Problem description.
Locate the string "output" in the records below. Copy every line where it occurs.

The input.
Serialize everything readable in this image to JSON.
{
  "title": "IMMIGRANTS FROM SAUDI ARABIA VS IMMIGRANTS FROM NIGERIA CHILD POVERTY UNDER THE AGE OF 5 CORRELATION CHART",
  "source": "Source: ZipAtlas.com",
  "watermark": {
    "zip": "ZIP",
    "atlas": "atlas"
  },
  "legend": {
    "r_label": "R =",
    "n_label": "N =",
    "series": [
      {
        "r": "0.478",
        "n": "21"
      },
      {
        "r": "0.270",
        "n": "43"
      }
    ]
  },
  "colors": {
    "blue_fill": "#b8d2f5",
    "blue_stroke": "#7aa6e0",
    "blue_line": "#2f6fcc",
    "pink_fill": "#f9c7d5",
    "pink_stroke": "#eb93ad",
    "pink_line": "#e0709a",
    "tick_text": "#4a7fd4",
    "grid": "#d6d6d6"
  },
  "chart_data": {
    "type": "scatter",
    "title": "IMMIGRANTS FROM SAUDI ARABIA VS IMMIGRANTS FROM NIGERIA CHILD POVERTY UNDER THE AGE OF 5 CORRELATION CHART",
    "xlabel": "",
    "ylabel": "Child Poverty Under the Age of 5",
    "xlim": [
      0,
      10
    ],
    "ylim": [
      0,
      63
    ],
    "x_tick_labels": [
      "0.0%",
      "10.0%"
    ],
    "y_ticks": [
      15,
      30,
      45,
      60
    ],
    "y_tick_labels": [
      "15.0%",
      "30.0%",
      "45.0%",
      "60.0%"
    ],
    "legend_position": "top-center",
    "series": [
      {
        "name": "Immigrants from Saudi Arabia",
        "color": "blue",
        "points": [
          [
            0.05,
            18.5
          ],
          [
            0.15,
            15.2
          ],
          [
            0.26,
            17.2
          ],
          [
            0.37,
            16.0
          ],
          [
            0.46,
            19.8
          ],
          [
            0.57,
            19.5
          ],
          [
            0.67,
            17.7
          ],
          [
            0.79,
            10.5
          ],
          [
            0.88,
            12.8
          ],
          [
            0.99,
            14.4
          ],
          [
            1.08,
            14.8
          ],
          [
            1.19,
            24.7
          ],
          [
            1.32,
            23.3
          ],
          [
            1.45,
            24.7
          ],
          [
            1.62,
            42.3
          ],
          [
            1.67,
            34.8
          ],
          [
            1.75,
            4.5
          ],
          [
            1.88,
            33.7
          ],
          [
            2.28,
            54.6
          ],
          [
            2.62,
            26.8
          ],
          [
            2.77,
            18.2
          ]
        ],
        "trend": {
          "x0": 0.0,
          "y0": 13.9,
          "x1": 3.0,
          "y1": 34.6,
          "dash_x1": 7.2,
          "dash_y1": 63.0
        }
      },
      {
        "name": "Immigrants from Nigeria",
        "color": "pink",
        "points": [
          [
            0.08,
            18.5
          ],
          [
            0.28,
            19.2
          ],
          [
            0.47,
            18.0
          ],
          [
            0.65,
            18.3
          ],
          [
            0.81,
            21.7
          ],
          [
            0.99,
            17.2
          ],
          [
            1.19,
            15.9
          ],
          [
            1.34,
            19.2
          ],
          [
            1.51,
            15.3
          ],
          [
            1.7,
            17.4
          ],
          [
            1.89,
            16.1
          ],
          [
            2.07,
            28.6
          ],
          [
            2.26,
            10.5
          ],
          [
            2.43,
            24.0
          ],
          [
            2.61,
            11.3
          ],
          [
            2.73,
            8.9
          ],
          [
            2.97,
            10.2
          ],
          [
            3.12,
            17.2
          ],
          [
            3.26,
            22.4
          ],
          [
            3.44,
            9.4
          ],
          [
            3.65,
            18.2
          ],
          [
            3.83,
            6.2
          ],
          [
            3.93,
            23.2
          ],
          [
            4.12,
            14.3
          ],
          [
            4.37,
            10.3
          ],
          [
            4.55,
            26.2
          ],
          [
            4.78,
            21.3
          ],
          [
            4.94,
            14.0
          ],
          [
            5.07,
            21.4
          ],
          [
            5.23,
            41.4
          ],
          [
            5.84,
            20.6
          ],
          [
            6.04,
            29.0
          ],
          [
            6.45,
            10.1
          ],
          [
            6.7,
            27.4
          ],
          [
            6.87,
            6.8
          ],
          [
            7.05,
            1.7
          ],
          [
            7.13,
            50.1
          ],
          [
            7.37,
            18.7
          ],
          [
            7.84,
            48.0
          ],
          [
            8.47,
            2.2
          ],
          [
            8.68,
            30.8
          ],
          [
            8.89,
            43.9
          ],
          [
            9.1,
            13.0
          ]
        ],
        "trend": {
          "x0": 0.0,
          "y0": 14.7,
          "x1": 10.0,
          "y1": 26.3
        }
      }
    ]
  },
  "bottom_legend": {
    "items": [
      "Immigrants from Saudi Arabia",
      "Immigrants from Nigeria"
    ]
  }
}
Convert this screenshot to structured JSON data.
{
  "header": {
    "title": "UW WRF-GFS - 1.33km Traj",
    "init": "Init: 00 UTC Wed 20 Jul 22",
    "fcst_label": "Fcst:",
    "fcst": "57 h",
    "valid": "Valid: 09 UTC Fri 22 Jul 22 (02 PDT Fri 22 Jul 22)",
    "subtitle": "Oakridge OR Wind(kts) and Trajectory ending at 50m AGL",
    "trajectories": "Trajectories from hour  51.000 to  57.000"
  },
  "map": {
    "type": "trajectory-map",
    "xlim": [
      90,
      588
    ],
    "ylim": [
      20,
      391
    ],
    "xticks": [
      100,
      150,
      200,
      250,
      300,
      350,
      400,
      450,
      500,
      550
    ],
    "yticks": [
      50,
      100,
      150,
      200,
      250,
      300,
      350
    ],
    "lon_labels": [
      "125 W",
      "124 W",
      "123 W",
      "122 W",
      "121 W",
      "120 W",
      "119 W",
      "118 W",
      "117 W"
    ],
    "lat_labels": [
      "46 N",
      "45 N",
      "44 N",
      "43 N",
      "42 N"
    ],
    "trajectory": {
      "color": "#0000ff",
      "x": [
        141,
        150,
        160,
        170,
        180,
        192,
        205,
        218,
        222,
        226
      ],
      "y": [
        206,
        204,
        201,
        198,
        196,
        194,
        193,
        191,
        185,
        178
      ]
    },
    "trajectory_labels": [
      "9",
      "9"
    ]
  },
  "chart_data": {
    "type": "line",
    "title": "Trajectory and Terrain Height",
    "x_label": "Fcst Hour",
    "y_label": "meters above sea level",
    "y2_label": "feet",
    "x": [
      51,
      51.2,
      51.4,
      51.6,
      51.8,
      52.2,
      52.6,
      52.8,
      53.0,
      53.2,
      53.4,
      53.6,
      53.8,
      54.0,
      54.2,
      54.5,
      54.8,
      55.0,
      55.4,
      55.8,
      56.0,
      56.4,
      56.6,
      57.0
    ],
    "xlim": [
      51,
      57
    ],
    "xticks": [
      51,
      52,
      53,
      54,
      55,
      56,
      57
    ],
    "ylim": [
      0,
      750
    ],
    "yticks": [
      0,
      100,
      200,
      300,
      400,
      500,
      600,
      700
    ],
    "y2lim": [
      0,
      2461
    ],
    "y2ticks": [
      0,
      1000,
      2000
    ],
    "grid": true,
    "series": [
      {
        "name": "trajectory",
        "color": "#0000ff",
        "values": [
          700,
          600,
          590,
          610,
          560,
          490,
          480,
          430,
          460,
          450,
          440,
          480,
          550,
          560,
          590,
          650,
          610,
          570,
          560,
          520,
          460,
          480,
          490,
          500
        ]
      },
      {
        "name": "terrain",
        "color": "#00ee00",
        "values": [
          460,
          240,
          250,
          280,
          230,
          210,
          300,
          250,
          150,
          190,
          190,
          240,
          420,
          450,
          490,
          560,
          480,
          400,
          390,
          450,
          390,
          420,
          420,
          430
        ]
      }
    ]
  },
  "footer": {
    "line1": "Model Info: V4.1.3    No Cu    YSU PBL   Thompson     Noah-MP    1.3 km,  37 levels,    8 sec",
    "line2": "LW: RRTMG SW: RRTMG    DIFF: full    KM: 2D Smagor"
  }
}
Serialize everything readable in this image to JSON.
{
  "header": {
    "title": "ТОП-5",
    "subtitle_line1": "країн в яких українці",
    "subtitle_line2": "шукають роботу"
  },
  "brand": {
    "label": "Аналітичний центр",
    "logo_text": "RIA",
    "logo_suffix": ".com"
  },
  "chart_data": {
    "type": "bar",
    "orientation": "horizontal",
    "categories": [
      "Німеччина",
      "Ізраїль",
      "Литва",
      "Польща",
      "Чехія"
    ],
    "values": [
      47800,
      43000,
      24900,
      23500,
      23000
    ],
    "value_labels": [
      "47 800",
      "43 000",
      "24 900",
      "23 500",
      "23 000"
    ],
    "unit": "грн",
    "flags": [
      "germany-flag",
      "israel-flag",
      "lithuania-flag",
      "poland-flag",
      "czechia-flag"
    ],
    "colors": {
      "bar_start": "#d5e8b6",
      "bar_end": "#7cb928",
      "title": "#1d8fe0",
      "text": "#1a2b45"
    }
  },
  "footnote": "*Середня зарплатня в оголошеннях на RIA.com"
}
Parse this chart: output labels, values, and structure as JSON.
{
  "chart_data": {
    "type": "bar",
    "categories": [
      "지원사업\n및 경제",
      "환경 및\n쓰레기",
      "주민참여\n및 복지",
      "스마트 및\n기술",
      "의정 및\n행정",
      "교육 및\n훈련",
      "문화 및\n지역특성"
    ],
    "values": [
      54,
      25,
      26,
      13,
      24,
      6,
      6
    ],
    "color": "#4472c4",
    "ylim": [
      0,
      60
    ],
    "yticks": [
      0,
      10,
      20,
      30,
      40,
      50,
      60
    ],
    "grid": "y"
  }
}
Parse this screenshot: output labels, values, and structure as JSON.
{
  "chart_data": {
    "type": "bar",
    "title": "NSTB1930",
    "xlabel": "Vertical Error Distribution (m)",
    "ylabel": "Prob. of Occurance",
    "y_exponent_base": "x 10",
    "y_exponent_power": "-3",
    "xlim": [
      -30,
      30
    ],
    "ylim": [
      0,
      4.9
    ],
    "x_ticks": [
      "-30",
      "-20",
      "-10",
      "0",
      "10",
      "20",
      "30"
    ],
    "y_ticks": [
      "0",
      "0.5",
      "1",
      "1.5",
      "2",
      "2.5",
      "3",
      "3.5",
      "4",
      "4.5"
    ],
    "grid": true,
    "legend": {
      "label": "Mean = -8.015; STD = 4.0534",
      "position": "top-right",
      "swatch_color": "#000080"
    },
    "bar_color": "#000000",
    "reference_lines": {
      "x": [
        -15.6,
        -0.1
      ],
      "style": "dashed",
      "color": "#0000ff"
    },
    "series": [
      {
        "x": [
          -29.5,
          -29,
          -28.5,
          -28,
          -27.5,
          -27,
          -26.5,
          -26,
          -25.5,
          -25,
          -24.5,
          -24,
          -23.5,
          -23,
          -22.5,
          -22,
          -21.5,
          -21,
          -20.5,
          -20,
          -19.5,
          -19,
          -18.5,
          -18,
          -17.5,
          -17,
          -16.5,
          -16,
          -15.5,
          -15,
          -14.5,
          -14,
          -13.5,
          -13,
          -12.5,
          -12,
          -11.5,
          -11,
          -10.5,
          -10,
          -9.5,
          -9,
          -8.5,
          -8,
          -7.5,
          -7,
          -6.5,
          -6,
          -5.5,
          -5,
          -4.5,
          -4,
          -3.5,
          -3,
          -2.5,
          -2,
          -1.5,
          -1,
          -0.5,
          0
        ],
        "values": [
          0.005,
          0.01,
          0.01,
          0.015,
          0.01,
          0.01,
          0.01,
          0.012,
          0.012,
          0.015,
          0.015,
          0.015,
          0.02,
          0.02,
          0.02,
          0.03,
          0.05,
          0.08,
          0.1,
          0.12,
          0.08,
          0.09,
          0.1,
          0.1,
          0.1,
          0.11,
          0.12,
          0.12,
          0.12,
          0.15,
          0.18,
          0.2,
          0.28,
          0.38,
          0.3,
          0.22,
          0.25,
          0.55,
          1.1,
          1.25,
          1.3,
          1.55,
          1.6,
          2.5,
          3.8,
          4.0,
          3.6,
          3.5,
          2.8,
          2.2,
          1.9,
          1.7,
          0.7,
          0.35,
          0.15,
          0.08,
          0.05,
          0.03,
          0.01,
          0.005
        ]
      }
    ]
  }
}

Response to this exercise.
Parse this chart: output labels, values, and structure as JSON.
Parse this screenshot: output labels, values, and structure as JSON.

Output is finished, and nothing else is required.